— Start DATASET CONTENT —
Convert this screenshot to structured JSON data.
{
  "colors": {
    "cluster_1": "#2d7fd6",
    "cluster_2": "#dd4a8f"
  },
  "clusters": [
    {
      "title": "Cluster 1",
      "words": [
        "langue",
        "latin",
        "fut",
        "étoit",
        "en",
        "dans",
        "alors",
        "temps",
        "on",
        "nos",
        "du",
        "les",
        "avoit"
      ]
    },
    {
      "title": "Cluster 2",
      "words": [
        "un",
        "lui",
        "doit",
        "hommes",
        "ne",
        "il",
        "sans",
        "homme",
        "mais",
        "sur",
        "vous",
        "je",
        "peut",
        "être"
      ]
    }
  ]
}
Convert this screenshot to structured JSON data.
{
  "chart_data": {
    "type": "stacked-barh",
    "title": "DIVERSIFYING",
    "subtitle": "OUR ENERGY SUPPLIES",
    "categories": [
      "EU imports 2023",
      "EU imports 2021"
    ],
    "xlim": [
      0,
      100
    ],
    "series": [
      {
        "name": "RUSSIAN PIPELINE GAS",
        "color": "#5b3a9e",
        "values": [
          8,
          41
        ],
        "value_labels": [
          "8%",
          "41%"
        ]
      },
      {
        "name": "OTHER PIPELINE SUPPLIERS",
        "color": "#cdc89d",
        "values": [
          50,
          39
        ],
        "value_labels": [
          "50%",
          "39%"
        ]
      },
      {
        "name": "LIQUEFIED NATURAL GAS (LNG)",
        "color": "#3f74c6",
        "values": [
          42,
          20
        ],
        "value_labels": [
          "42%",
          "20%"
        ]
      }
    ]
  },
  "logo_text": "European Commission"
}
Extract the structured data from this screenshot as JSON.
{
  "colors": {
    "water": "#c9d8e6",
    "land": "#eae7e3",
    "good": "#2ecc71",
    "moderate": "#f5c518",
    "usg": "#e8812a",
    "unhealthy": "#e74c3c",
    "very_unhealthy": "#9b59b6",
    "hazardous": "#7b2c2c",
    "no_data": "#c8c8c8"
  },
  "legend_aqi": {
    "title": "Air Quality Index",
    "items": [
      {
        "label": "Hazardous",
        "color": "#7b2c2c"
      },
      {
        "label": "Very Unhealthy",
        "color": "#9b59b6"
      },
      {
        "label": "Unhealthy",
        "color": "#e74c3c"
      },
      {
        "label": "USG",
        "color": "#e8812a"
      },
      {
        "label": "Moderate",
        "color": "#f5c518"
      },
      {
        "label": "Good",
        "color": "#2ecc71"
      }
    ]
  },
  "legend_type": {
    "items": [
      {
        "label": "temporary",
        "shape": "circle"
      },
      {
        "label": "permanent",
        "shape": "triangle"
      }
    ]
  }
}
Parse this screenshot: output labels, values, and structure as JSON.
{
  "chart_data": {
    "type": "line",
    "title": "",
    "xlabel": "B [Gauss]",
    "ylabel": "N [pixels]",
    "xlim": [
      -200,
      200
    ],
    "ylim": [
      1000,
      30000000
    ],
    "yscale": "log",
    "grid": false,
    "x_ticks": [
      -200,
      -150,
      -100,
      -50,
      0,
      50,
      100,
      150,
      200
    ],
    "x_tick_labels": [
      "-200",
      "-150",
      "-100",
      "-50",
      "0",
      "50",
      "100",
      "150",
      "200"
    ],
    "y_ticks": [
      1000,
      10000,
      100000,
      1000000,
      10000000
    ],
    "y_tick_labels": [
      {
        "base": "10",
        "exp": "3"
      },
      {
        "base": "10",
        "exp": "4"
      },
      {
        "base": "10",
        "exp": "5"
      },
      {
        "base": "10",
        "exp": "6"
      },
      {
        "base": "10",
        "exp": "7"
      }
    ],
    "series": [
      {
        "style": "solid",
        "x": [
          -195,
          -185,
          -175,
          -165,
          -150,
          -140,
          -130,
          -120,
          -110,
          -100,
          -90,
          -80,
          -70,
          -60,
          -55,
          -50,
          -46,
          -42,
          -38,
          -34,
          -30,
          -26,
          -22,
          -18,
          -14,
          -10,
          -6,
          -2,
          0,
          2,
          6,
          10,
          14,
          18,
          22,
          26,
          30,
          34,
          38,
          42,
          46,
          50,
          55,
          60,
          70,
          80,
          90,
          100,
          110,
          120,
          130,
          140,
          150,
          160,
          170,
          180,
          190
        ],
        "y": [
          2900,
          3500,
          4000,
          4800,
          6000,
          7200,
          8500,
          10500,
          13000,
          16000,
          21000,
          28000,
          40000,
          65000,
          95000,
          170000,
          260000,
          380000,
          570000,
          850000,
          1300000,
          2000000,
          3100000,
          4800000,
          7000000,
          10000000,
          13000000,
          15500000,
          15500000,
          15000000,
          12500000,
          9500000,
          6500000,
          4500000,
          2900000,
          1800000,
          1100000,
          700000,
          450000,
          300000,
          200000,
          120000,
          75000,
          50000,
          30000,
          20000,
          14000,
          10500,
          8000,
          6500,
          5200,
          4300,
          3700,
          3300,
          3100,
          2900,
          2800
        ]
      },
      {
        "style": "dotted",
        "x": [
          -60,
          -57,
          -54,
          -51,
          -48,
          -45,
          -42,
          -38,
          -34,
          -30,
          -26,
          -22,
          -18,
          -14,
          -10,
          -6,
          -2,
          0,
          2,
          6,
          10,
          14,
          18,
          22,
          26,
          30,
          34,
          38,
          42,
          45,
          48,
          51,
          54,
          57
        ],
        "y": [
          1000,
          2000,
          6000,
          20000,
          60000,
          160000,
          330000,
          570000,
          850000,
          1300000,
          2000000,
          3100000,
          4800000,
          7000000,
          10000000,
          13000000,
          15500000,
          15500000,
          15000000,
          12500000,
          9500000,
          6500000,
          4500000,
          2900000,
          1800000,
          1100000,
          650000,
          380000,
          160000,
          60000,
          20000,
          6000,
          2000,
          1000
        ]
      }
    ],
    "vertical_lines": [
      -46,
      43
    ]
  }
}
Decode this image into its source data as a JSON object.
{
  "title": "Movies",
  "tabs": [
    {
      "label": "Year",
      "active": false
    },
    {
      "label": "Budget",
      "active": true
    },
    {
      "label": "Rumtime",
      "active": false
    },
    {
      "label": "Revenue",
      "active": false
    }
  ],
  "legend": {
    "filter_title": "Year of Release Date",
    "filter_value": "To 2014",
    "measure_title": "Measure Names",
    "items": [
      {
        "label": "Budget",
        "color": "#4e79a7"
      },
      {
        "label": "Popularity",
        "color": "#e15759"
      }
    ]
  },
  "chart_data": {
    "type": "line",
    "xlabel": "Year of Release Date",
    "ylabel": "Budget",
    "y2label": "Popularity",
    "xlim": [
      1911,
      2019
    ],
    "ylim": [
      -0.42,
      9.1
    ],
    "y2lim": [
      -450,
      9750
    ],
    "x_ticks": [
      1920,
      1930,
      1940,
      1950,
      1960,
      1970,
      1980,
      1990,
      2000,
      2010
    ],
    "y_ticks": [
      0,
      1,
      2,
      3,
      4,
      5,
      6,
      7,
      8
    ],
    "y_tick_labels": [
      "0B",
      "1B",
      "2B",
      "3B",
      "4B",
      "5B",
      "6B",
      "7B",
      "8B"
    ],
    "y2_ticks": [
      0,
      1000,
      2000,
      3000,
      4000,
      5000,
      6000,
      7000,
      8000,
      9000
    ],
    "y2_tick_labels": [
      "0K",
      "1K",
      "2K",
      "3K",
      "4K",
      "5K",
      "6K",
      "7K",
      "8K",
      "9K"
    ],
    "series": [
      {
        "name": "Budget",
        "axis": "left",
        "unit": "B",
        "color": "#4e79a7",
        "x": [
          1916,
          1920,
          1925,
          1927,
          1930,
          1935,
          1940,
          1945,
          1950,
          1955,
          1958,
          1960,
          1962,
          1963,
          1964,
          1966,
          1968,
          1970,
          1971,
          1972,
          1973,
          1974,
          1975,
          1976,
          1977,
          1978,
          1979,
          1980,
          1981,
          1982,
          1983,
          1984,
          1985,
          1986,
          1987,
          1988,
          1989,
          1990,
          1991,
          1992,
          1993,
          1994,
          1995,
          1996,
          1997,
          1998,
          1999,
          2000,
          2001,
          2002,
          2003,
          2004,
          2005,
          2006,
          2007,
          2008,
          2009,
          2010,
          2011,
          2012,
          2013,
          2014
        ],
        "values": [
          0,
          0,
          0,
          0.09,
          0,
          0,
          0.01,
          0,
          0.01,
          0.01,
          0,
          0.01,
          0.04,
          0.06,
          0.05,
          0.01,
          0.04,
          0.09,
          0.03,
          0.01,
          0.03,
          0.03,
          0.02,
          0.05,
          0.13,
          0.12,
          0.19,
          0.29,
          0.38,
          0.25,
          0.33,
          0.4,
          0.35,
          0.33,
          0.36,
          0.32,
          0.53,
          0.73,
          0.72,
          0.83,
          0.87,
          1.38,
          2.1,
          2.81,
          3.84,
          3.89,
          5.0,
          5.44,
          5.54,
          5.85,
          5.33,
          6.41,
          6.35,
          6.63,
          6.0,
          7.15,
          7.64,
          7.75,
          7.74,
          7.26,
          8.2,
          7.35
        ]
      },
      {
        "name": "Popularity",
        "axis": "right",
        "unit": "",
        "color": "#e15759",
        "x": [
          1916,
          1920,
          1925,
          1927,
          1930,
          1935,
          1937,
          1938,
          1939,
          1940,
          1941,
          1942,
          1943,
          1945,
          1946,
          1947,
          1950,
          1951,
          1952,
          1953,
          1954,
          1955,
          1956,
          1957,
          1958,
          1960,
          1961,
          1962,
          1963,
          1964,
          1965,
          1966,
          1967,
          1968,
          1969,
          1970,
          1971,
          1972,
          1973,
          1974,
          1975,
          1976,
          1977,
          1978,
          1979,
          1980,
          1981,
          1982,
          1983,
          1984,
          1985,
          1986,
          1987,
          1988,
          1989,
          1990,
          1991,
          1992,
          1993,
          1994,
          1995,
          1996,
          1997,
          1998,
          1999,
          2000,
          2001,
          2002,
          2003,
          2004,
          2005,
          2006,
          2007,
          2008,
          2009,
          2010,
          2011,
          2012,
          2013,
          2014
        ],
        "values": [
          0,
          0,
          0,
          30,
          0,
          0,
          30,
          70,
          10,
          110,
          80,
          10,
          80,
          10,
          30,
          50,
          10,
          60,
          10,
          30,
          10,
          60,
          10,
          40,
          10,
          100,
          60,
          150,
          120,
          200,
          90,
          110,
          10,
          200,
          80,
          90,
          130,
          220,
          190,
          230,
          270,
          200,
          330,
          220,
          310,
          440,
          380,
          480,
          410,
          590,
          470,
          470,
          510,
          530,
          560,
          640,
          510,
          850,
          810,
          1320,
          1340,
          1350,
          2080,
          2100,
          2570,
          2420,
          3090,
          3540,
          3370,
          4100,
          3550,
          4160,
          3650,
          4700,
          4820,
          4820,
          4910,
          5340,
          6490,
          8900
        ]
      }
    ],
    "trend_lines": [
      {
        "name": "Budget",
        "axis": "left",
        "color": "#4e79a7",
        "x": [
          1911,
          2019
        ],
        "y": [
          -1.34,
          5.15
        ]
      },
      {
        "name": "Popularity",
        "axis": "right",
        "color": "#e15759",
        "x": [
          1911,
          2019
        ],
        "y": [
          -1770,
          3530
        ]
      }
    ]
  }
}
— End DATASET CONTENT —
GOAL
Report each line in the preceding entries that holds the string "this".

RESULT
Convert this screenshot to structured JSON data.
Convert this screenshot to structured JSON data.
Extract the structured data from this screenshot as JSON.
Parse this screenshot: output labels, values, and structure as JSON.
Decode this image into its source data as a JSON object.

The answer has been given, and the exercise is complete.